Exercise instructions =>
Return each line of the data below exactly, omitting any pictures.

Data records
_ _ _ _

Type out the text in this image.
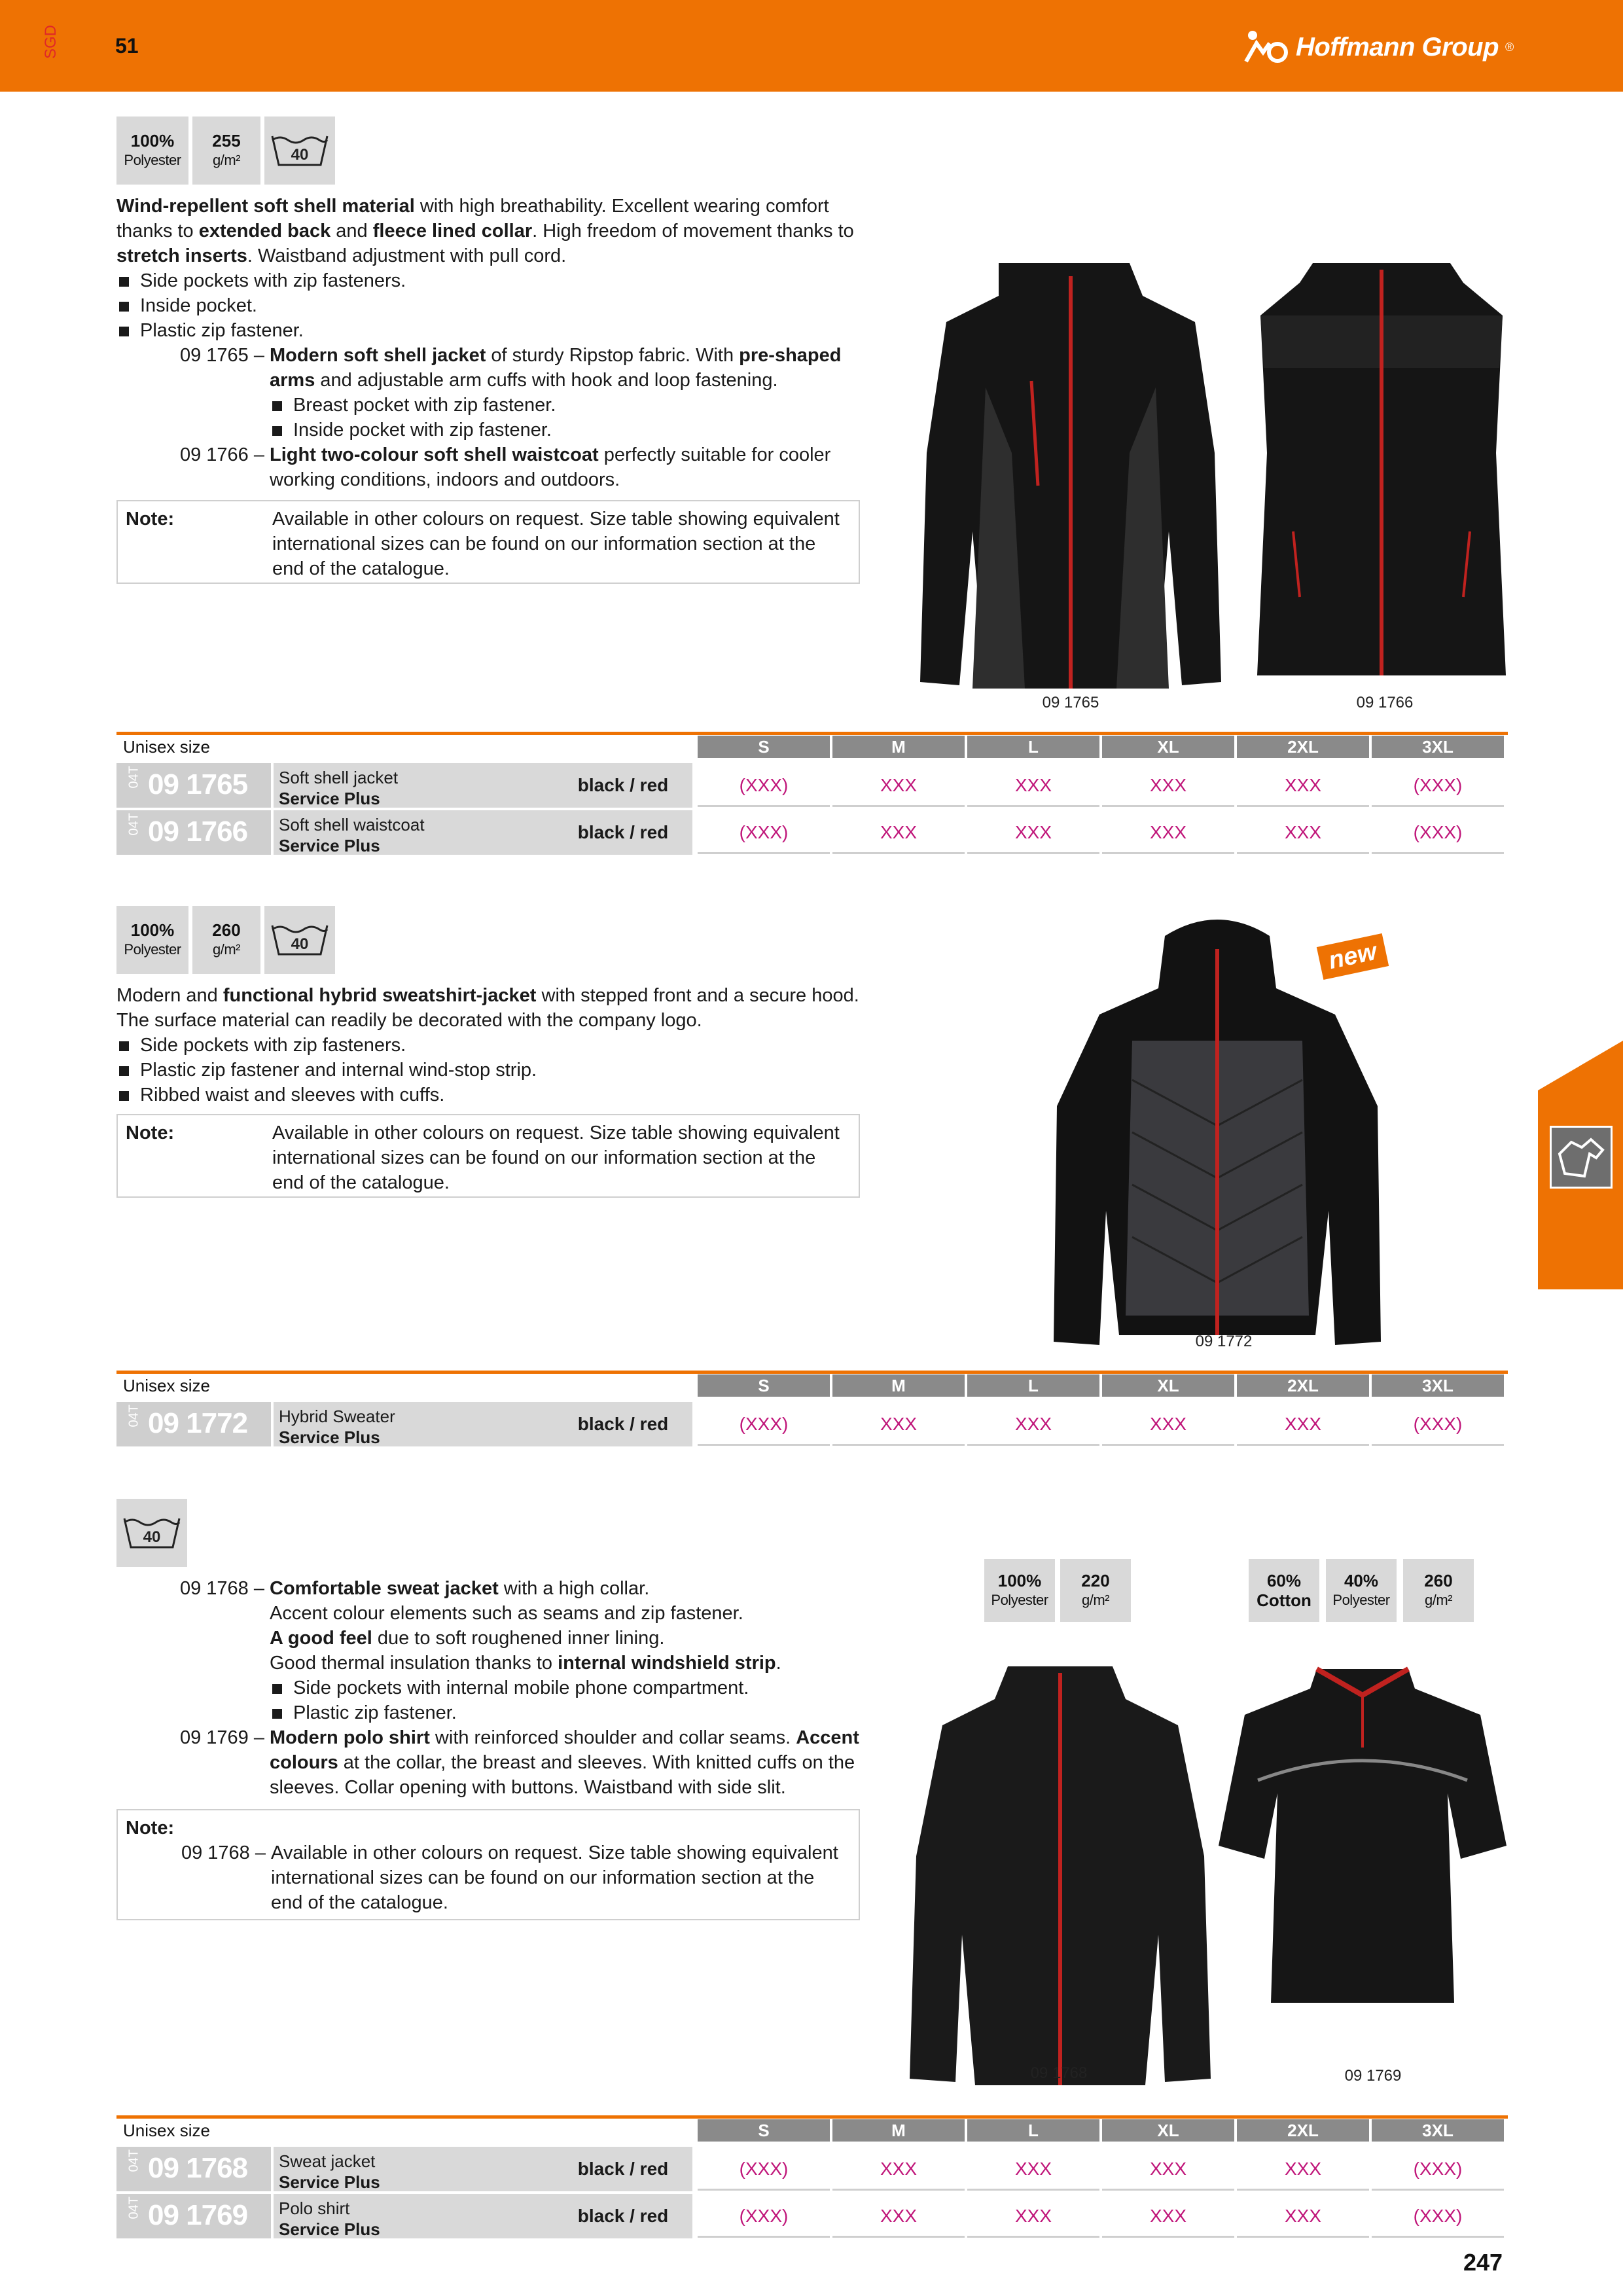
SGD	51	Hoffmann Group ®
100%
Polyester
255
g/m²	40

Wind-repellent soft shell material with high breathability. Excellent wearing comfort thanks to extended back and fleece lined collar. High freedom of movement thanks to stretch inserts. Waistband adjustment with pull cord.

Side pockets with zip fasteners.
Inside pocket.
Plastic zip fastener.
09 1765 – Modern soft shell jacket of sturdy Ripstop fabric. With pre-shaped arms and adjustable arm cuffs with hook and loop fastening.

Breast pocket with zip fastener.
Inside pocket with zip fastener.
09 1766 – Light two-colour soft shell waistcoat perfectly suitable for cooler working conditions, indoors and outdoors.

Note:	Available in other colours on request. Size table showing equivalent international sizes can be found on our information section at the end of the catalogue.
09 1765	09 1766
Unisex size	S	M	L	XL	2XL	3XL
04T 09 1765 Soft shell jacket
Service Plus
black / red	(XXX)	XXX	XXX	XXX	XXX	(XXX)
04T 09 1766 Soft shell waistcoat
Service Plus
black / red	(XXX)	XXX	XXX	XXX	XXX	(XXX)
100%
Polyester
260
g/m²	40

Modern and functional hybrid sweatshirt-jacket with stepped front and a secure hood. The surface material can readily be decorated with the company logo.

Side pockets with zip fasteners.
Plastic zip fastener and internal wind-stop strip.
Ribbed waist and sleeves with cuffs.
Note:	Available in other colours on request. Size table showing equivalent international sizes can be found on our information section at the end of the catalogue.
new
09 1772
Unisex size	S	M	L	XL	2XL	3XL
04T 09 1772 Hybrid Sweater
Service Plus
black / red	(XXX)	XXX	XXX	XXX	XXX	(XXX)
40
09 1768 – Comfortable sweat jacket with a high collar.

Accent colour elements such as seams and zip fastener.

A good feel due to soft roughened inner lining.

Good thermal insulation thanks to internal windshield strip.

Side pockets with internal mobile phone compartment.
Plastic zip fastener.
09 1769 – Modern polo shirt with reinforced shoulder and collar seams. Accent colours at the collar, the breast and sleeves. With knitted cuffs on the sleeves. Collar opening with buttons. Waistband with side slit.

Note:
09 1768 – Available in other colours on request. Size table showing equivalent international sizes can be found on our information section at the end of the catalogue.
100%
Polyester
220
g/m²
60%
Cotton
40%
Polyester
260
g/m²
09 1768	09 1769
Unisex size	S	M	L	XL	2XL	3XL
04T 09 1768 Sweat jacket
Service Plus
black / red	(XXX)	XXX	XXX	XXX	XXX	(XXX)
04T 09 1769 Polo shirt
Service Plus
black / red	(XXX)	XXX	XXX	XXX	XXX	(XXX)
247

_ _ _ _

Output of the task =>
Type out the text in this image.
SGD	51	Hoffmann Group ®
100%
Polyester
255
g/m²	40

Wind-repellent soft shell material with high breathability. Excellent wearing comfort thanks to extended back and fleece lined collar. High freedom of movement thanks to stretch inserts. Waistband adjustment with pull cord.

Side pockets with zip fasteners.
Inside pocket.
Plastic zip fastener.
09 1765 – Modern soft shell jacket of sturdy Ripstop fabric. With pre-shaped arms and adjustable arm cuffs with hook and loop fastening.

Breast pocket with zip fastener.
Inside pocket with zip fastener.
09 1766 – Light two-colour soft shell waistcoat perfectly suitable for cooler working conditions, indoors and outdoors.

Note:	Available in other colours on request. Size table showing equivalent international sizes can be found on our information section at the end of the catalogue.
09 1765	09 1766
Unisex size	S	M	L	XL	2XL	3XL
04T 09 1765 Soft shell jacket
Service Plus
black / red	(XXX)	XXX	XXX	XXX	XXX	(XXX)
04T 09 1766 Soft shell waistcoat
Service Plus
black / red	(XXX)	XXX	XXX	XXX	XXX	(XXX)
100%
Polyester
260
g/m²	40

Modern and functional hybrid sweatshirt-jacket with stepped front and a secure hood. The surface material can readily be decorated with the company logo.

Side pockets with zip fasteners.
Plastic zip fastener and internal wind-stop strip.
Ribbed waist and sleeves with cuffs.
Note:	Available in other colours on request. Size table showing equivalent international sizes can be found on our information section at the end of the catalogue.
new
09 1772
Unisex size	S	M	L	XL	2XL	3XL
04T 09 1772 Hybrid Sweater
Service Plus
black / red	(XXX)	XXX	XXX	XXX	XXX	(XXX)
40
09 1768 – Comfortable sweat jacket with a high collar.

Accent colour elements such as seams and zip fastener.

A good feel due to soft roughened inner lining.

Good thermal insulation thanks to internal windshield strip.

Side pockets with internal mobile phone compartment.
Plastic zip fastener.
09 1769 – Modern polo shirt with reinforced shoulder and collar seams. Accent colours at the collar, the breast and sleeves. With knitted cuffs on the sleeves. Collar opening with buttons. Waistband with side slit.

Note:
09 1768 – Available in other colours on request. Size table showing equivalent international sizes can be found on our information section at the end of the catalogue.
100%
Polyester
220
g/m²
60%
Cotton
40%
Polyester
260
g/m²
09 1768	09 1769
Unisex size	S	M	L	XL	2XL	3XL
04T 09 1768 Sweat jacket
Service Plus
black / red	(XXX)	XXX	XXX	XXX	XXX	(XXX)
04T 09 1769 Polo shirt
Service Plus
black / red	(XXX)	XXX	XXX	XXX	XXX	(XXX)
247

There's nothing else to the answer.